-- start of RECORDS FOR THIS EXERCISE --

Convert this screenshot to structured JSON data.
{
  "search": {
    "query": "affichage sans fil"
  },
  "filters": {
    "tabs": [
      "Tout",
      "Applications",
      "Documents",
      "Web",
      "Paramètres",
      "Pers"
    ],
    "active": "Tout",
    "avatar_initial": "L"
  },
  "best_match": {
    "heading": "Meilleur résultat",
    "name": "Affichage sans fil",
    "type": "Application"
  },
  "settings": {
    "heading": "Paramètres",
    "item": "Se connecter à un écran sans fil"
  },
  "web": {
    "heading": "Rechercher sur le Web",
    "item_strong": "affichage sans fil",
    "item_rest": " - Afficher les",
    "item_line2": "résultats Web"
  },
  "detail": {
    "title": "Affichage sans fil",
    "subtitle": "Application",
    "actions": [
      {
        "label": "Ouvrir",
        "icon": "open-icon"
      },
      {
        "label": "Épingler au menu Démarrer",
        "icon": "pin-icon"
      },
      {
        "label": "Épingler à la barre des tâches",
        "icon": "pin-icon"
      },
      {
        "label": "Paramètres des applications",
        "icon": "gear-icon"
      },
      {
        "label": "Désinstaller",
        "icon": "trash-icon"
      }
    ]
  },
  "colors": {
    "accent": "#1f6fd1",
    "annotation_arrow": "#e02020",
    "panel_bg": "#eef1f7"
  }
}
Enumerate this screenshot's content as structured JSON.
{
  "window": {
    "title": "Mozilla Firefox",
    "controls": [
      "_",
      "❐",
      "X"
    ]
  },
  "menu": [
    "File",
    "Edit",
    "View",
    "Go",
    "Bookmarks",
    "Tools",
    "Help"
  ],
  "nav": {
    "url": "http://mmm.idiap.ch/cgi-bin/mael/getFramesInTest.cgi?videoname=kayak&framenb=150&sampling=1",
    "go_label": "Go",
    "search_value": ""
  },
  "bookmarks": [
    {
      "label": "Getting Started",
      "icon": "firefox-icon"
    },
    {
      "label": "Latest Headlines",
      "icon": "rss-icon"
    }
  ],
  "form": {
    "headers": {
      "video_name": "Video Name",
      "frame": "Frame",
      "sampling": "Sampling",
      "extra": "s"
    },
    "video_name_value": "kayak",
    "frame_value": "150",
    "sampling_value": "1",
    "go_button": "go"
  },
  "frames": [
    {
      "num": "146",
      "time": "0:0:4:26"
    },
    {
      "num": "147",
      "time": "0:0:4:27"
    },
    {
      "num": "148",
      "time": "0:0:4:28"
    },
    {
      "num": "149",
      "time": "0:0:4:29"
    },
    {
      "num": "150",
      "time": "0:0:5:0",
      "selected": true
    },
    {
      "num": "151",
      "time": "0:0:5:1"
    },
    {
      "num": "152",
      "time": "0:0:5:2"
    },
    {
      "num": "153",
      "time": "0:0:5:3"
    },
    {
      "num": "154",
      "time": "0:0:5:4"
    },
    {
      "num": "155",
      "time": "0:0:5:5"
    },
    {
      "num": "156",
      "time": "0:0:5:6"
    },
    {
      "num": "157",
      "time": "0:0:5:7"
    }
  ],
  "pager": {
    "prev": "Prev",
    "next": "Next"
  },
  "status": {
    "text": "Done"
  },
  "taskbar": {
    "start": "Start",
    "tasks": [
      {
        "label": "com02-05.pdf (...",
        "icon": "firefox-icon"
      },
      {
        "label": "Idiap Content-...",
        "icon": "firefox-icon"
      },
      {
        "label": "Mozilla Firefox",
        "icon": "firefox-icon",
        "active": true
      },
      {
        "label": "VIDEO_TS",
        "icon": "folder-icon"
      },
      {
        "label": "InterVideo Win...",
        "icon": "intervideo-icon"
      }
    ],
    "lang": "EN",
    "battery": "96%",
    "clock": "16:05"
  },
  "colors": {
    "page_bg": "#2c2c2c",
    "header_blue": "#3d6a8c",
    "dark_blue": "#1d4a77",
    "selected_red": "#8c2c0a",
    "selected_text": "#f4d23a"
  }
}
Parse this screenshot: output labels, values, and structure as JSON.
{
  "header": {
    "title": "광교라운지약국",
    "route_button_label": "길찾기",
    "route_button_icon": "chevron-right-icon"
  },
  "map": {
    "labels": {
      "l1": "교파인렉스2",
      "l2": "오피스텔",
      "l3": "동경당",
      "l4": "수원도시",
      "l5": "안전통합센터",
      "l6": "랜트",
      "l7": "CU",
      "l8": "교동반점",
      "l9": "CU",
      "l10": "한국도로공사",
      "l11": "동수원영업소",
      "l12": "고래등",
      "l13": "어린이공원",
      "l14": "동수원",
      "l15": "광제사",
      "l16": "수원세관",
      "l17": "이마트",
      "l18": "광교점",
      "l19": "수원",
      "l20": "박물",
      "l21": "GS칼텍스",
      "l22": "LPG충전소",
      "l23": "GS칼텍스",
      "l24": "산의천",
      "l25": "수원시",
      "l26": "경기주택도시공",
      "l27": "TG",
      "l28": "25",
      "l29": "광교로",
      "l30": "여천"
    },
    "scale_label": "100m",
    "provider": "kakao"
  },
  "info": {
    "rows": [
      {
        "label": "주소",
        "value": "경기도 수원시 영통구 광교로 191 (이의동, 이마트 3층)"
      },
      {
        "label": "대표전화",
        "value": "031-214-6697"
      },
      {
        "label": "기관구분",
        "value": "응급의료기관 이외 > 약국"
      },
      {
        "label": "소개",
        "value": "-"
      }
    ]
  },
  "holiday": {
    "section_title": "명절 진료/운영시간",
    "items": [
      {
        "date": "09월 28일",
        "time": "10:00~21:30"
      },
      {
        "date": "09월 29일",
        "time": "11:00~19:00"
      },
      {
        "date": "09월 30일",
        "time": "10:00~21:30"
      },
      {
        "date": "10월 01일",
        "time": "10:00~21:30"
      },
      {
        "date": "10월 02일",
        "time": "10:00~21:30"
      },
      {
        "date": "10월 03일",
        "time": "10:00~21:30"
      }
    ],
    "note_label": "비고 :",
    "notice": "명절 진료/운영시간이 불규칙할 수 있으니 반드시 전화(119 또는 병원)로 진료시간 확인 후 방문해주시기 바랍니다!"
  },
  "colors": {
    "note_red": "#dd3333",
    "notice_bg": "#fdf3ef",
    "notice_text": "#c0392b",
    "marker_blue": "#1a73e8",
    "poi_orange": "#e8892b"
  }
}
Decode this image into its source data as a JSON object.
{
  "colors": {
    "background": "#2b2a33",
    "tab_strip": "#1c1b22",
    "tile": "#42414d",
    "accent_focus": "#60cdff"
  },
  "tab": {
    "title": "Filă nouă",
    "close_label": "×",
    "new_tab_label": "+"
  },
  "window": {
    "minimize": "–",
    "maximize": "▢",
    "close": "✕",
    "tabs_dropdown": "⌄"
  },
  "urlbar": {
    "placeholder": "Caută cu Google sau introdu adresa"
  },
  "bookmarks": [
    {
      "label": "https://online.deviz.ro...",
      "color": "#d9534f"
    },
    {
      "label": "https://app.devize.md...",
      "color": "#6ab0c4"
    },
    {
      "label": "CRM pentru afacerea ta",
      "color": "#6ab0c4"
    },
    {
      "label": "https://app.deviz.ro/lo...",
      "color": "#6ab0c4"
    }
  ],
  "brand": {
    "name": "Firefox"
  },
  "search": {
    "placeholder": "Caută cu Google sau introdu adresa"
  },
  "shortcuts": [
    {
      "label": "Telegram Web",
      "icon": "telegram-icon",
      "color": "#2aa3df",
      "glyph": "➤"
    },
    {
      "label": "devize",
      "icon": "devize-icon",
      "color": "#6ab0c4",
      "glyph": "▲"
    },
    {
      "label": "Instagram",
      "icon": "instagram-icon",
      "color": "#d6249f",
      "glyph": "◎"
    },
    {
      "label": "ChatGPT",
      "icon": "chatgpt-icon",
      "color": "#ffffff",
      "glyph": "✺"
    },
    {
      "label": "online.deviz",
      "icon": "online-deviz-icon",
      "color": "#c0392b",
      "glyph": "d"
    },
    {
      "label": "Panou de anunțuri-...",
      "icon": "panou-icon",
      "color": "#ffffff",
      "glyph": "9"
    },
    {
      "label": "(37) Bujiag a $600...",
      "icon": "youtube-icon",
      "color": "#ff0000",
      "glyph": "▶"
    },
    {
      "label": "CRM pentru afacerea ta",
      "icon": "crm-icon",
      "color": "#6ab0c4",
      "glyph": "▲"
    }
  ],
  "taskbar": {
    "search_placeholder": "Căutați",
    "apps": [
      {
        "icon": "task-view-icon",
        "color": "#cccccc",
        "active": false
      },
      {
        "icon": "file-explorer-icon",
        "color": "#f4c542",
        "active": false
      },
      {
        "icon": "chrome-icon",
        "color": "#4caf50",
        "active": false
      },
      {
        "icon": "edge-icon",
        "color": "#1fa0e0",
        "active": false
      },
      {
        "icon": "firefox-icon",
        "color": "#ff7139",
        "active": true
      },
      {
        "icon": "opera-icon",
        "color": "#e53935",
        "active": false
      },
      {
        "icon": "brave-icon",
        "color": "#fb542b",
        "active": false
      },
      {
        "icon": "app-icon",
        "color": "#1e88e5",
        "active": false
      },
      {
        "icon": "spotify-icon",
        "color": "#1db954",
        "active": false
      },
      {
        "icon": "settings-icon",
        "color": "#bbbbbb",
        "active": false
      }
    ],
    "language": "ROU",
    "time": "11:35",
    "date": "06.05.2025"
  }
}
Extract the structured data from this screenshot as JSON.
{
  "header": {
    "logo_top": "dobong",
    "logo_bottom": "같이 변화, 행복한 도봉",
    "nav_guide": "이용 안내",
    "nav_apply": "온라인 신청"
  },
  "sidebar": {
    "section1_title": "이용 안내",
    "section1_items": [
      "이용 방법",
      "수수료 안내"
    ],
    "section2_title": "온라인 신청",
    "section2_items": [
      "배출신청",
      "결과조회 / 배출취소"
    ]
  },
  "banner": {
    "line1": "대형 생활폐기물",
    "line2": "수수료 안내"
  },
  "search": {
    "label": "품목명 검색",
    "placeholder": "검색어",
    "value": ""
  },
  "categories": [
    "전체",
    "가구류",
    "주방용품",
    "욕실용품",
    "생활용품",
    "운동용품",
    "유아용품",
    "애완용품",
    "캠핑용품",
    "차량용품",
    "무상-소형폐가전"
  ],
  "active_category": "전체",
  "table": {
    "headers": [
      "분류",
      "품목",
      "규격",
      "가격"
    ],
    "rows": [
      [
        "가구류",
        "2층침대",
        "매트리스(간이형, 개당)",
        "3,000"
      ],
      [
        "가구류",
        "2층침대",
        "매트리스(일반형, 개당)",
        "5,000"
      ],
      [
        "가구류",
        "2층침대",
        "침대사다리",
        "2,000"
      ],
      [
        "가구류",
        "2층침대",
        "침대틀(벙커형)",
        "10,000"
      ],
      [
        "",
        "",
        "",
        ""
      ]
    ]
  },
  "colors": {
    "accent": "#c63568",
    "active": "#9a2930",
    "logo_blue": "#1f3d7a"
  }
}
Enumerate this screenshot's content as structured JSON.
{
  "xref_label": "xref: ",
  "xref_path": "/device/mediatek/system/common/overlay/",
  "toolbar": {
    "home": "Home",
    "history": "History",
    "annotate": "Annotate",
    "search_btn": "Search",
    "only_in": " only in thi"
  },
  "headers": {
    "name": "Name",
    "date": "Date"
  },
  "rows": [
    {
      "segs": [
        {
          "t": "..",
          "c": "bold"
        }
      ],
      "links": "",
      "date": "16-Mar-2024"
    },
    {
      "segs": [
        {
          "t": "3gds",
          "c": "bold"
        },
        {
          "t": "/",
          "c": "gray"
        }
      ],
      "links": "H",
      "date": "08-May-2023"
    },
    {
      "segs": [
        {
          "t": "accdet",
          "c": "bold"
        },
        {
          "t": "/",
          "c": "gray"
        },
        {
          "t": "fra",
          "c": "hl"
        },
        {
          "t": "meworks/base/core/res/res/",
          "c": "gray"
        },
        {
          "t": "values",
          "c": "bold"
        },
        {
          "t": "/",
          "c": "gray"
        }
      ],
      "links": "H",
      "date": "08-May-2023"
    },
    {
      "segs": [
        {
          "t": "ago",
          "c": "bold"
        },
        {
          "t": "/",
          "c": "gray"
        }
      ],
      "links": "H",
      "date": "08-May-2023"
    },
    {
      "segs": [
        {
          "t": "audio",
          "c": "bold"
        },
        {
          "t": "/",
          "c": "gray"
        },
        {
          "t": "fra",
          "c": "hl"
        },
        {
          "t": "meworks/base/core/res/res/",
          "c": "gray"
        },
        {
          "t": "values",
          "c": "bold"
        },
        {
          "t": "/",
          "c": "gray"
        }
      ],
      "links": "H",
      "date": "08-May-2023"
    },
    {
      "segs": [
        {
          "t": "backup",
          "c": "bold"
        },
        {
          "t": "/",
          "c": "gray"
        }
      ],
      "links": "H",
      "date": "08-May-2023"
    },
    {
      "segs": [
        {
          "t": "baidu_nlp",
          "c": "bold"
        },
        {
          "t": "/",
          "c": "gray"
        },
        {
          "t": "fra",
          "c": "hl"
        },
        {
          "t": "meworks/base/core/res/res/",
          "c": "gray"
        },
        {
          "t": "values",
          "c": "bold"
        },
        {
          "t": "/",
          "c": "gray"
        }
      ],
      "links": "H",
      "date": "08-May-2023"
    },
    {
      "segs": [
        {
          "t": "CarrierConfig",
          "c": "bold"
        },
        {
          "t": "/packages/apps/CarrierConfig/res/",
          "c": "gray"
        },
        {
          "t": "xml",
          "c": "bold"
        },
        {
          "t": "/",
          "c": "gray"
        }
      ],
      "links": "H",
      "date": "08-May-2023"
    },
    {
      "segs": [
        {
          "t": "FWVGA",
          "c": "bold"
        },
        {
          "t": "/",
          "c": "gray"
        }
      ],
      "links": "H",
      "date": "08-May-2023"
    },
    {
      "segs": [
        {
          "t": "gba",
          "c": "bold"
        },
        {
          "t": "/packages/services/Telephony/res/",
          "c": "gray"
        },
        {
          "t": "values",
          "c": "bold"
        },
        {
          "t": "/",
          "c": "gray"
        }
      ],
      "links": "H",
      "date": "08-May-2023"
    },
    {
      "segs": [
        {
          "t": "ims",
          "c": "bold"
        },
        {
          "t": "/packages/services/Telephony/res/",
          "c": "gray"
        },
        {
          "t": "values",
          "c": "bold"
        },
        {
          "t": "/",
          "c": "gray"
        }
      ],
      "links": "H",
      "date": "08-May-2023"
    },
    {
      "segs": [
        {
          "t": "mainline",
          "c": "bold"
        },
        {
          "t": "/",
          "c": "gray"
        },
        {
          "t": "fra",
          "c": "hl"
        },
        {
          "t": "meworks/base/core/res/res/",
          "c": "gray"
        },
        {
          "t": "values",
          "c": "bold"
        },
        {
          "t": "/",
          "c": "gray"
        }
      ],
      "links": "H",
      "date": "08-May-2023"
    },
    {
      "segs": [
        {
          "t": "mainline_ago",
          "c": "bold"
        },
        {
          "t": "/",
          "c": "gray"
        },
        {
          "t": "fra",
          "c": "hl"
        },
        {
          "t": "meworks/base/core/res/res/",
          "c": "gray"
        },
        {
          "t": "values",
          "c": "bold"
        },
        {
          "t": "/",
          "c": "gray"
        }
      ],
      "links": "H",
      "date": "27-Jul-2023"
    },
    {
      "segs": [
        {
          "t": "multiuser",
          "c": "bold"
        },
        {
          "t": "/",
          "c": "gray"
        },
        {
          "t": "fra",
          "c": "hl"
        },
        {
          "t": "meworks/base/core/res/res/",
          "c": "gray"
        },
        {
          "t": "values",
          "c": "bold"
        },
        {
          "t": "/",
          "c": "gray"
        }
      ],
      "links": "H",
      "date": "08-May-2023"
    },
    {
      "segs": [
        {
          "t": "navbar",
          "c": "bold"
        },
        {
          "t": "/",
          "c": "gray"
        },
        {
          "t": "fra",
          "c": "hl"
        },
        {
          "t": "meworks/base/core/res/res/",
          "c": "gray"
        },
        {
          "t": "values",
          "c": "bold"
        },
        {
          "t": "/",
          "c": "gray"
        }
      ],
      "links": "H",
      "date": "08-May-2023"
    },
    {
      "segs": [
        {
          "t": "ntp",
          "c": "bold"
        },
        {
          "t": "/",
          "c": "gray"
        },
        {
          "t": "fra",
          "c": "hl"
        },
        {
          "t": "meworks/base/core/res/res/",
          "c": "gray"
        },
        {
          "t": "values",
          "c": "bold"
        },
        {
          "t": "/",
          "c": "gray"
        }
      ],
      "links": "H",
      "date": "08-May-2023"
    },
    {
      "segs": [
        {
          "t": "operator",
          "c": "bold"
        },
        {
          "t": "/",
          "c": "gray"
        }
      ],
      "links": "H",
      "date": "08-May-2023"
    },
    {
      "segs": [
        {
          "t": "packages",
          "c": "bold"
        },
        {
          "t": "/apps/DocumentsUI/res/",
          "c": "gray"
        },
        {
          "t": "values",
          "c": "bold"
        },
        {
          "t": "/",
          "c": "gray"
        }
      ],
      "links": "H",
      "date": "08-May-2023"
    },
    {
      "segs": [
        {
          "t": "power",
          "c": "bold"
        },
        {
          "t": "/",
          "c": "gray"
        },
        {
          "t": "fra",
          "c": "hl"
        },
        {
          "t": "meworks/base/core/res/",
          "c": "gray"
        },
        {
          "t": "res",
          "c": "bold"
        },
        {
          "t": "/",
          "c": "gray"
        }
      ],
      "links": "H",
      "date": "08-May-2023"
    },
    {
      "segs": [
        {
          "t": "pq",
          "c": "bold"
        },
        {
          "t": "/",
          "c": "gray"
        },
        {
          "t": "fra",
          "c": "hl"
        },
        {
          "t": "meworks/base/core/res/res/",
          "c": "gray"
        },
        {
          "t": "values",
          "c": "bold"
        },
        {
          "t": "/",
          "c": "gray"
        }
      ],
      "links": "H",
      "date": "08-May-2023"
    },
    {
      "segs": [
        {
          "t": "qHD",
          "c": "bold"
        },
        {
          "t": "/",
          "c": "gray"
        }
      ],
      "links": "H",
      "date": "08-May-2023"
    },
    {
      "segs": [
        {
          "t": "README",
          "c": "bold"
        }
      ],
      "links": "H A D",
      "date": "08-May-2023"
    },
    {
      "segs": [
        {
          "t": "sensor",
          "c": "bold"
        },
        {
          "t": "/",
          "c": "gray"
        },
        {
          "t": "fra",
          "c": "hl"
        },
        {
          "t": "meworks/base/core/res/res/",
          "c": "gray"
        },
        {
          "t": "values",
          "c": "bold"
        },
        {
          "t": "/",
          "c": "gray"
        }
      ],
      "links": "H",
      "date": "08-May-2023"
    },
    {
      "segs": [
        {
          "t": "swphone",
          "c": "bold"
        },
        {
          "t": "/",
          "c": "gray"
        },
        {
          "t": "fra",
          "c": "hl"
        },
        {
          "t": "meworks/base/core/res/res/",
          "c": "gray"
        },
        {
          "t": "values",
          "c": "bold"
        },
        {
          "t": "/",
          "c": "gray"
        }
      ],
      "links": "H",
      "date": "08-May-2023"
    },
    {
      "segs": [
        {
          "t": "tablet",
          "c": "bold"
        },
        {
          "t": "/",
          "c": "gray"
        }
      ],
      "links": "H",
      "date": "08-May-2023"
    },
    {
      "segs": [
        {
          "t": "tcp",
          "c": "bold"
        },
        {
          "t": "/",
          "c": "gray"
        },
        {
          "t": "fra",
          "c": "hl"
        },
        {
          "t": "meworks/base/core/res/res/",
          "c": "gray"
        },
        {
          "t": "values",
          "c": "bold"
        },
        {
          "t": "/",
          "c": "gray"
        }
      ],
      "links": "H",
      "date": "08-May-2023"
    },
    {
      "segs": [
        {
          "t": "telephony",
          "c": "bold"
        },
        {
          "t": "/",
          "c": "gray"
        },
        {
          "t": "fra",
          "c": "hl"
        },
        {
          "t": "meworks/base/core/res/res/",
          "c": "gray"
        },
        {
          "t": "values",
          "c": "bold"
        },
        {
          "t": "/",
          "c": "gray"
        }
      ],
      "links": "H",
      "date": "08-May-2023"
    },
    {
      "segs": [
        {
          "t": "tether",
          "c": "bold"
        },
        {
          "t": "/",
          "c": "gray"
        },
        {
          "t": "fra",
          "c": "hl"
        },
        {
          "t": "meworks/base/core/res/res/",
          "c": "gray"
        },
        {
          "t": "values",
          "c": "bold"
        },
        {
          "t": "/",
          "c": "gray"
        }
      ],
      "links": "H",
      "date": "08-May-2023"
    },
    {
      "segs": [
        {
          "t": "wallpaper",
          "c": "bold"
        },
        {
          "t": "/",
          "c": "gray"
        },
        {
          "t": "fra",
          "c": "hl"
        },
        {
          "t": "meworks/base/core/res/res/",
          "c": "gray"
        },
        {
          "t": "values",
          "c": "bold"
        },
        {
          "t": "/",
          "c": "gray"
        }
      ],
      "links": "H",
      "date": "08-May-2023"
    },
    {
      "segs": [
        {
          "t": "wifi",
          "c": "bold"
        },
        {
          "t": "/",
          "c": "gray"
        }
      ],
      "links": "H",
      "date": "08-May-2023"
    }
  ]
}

-- end of RECORDS FOR THIS EXERCISE --

**WHAT IS BEING ASKED:** Where a line of the material above holds the string "apps", copy that line.

**EXPECTED OUTPUT:**
    "apps": [
          "t": "/packages/apps/CarrierConfig/res/",
          "t": "/apps/DocumentsUI/res/",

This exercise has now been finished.